[Dataset entries]
########

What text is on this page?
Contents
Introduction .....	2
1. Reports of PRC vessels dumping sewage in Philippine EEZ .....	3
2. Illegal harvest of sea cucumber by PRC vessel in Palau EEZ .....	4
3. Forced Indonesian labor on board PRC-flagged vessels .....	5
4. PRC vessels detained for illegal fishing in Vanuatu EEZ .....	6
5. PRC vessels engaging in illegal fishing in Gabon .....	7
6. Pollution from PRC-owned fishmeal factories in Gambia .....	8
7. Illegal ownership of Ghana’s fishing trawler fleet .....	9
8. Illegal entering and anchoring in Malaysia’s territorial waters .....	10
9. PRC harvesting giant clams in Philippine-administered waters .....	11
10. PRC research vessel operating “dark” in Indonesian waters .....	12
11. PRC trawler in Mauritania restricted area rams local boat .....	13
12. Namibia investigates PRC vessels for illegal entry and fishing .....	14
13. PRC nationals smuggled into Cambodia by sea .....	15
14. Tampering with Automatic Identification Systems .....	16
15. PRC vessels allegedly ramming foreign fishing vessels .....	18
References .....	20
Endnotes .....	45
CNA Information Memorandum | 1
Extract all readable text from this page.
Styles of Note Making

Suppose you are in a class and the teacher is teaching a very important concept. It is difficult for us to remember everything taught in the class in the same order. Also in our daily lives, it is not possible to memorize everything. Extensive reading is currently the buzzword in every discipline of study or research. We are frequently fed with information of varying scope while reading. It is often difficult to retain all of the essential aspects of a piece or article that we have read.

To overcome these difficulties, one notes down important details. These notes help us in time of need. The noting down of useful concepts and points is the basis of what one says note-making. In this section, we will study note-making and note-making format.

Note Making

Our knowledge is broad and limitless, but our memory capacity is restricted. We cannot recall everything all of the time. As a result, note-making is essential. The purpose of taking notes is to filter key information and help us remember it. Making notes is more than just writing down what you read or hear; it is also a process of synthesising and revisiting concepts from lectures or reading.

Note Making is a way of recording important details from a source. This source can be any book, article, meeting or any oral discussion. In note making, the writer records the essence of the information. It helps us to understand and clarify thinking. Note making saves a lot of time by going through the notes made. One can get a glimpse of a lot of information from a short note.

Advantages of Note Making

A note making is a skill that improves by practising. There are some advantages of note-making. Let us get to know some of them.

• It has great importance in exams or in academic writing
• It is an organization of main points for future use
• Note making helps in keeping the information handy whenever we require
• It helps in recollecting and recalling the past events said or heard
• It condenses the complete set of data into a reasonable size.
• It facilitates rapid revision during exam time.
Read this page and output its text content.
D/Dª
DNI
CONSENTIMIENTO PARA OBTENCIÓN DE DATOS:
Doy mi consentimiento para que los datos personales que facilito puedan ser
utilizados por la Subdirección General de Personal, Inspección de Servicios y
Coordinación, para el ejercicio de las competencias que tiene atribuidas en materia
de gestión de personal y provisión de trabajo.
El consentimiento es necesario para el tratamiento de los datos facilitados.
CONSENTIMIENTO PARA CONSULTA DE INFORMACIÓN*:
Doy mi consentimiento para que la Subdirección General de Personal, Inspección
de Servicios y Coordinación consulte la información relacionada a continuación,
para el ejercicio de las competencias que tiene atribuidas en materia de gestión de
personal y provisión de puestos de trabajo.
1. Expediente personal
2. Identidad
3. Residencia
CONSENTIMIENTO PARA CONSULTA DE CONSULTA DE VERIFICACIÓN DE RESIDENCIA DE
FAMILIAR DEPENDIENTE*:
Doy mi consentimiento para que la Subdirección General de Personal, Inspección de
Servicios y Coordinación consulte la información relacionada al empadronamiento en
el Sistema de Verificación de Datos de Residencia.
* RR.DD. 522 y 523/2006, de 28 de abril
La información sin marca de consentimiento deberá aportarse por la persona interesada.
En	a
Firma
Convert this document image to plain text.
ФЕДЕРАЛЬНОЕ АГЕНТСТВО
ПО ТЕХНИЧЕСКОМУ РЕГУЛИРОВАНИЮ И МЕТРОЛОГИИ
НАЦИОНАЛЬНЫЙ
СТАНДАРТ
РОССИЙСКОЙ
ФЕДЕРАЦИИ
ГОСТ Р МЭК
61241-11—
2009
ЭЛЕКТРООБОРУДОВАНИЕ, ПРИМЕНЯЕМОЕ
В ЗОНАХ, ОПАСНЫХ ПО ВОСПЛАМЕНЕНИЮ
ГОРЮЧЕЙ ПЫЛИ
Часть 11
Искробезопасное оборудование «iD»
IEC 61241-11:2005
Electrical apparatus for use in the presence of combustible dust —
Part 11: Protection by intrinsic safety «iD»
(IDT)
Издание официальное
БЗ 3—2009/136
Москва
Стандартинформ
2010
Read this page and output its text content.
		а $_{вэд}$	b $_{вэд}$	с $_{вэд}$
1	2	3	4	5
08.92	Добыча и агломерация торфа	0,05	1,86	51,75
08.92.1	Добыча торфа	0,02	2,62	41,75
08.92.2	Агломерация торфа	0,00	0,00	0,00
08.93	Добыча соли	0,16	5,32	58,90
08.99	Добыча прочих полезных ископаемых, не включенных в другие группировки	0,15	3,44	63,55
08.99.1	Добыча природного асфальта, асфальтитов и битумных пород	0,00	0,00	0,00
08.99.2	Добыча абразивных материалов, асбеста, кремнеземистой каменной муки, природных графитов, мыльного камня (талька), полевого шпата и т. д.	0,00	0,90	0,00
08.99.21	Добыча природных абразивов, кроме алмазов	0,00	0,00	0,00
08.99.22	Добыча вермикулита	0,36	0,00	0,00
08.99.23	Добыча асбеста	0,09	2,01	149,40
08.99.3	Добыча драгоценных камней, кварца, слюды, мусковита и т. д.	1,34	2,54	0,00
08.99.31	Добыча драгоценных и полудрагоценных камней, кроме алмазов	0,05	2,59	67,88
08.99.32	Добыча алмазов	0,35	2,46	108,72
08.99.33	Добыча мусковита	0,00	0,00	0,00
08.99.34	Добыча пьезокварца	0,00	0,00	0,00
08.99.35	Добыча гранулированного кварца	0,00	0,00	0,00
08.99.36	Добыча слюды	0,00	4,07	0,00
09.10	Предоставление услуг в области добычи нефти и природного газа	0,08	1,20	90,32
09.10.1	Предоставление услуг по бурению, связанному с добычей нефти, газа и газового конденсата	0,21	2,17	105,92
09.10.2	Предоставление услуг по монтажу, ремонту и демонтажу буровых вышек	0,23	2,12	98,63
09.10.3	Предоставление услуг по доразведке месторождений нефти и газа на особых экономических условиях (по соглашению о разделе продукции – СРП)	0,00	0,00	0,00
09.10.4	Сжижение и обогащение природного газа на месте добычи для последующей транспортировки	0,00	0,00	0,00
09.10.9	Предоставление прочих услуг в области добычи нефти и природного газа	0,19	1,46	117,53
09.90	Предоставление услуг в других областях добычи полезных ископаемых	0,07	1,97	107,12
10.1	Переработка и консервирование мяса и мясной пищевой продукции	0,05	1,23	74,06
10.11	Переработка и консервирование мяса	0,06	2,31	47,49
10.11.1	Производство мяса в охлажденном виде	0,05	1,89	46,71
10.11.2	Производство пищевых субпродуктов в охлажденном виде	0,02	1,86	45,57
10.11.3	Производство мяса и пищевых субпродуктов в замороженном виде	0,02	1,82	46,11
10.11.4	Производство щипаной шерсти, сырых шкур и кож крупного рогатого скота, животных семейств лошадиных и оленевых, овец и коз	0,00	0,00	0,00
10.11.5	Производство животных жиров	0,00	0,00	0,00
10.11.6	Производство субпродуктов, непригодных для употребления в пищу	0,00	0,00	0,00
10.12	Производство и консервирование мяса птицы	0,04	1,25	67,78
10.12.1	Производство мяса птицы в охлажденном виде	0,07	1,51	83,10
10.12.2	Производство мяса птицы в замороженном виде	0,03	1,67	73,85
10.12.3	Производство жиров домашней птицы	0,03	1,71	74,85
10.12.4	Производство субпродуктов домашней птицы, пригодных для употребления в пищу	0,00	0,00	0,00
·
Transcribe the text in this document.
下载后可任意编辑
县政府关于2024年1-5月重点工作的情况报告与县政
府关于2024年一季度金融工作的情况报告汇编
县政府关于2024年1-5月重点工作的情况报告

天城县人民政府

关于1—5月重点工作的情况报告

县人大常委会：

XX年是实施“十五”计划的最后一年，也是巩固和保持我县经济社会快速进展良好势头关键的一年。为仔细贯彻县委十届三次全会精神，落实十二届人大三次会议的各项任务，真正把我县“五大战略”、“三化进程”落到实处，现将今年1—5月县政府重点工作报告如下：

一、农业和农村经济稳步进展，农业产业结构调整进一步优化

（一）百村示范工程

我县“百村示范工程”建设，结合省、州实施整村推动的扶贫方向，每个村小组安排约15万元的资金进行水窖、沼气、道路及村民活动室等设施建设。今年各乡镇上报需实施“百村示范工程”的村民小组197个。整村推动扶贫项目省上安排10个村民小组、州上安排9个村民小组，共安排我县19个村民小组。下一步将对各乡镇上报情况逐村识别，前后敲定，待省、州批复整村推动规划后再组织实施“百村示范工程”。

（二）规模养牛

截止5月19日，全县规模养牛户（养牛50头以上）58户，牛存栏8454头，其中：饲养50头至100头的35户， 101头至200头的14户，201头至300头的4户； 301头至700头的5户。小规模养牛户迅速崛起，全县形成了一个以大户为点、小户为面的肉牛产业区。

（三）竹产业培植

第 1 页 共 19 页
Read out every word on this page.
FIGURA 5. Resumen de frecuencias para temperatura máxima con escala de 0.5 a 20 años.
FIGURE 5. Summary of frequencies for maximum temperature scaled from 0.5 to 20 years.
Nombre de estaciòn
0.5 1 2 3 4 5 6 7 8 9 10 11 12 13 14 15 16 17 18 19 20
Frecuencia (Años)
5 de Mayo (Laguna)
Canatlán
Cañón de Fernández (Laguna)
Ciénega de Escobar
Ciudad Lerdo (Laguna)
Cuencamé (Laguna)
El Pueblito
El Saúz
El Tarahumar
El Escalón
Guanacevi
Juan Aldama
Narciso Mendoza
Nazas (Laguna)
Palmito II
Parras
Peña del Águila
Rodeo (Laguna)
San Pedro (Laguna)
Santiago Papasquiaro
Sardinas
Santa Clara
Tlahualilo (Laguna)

########

GOAL OF THE EXERCISE: Return, word for word, every line from the line with "Read out every word on this page." to the final line of the data.

ANSWER BELOW:
Read out every word on this page.
FIGURA 5. Resumen de frecuencias para temperatura máxima con escala de 0.5 a 20 años.
FIGURE 5. Summary of frequencies for maximum temperature scaled from 0.5 to 20 years.
Nombre de estaciòn
0.5 1 2 3 4 5 6 7 8 9 10 11 12 13 14 15 16 17 18 19 20
Frecuencia (Años)
5 de Mayo (Laguna)
Canatlán
Cañón de Fernández (Laguna)
Ciénega de Escobar
Ciudad Lerdo (Laguna)
Cuencamé (Laguna)
El Pueblito
El Saúz
El Tarahumar
El Escalón
Guanacevi
Juan Aldama
Narciso Mendoza
Nazas (Laguna)
Palmito II
Parras
Peña del Águila
Rodeo (Laguna)
San Pedro (Laguna)
Santiago Papasquiaro
Sardinas
Santa Clara
Tlahualilo (Laguna)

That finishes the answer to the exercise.